SUPPLIED INFORMATION:
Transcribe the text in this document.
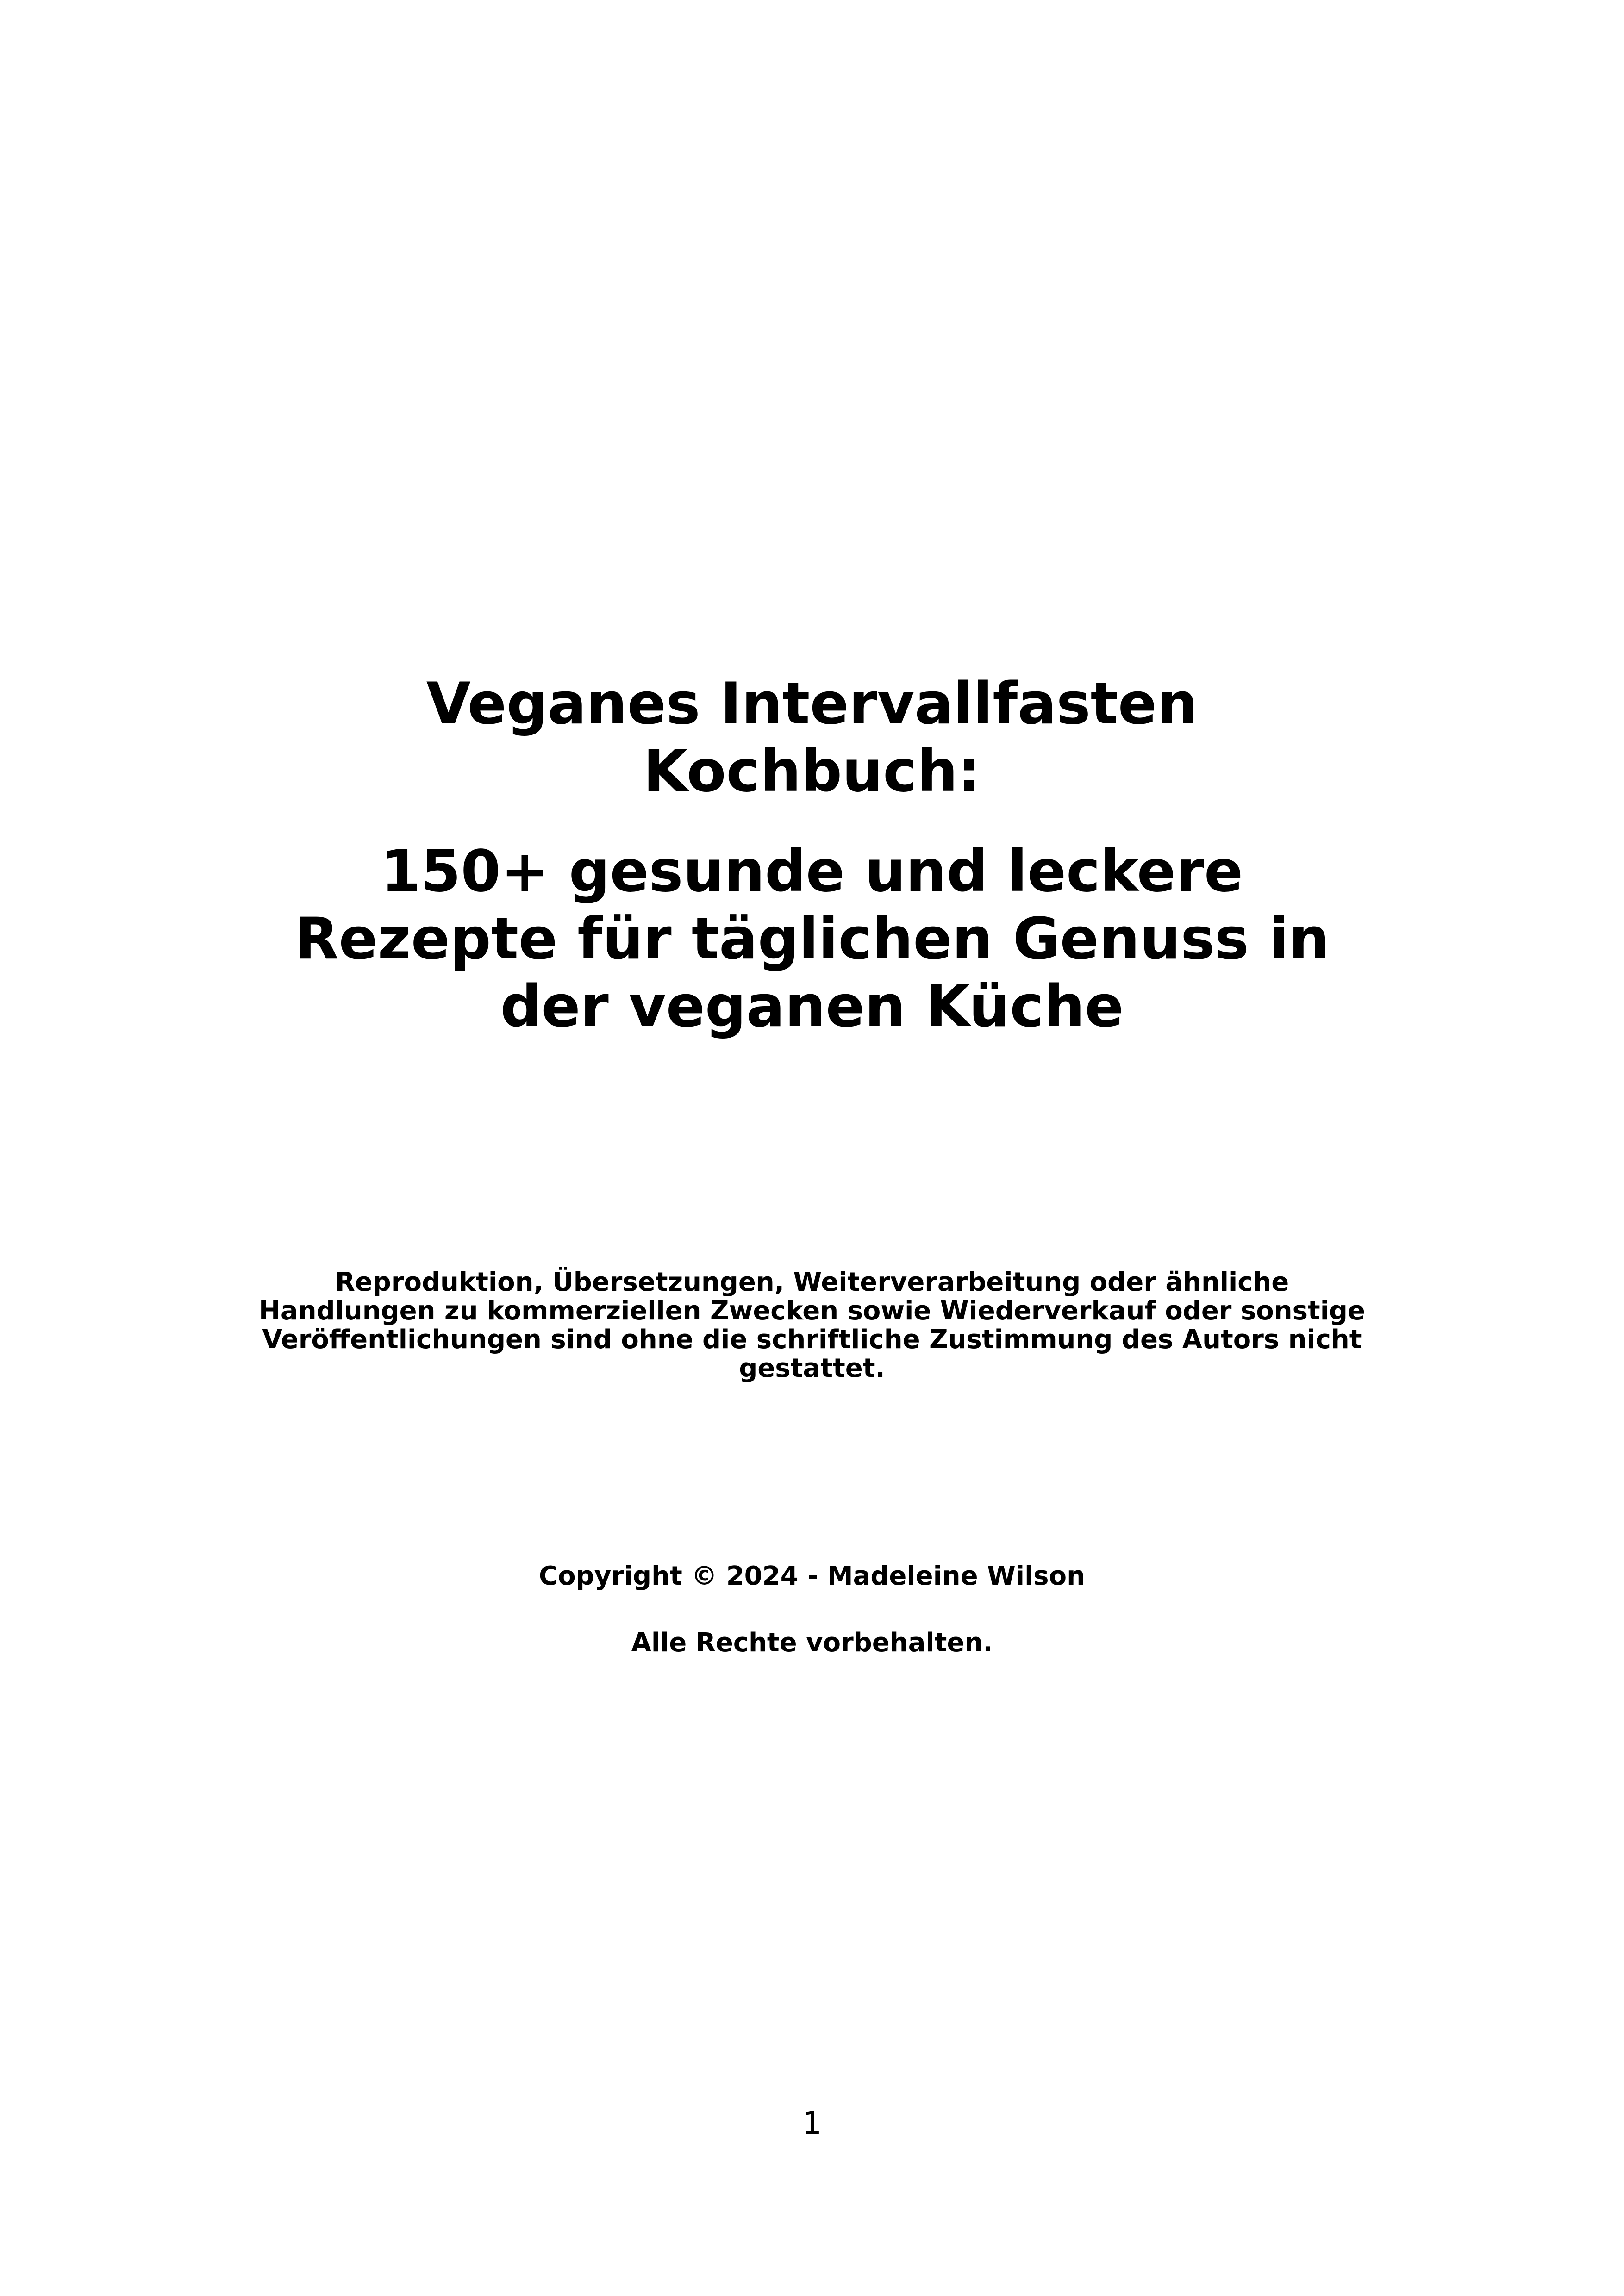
Veganes Intervallfasten
Kochbuch:
150+ gesunde und leckere
Rezepte für täglichen Genuss in
der veganen Küche
Reproduktion, Übersetzungen, Weiterverarbeitung oder ähnliche
Handlungen zu kommerziellen Zwecken sowie Wiederverkauf oder sonstige
Veröffentlichungen sind ohne die schriftliche Zustimmung des Autors nicht
gestattet.
Copyright © 2024 - Madeleine Wilson
Alle Rechte vorbehalten.
1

EXERCISE TASK: Without the pictures, transcribe the listing above exactly.

RESPONSE TO THIS TASK:
Transcribe the text in this document.
Veganes Intervallfasten
Kochbuch:
150+ gesunde und leckere
Rezepte für täglichen Genuss in
der veganen Küche
Reproduktion, Übersetzungen, Weiterverarbeitung oder ähnliche
Handlungen zu kommerziellen Zwecken sowie Wiederverkauf oder sonstige
Veröffentlichungen sind ohne die schriftliche Zustimmung des Autors nicht
gestattet.
Copyright © 2024 - Madeleine Wilson
Alle Rechte vorbehalten.
1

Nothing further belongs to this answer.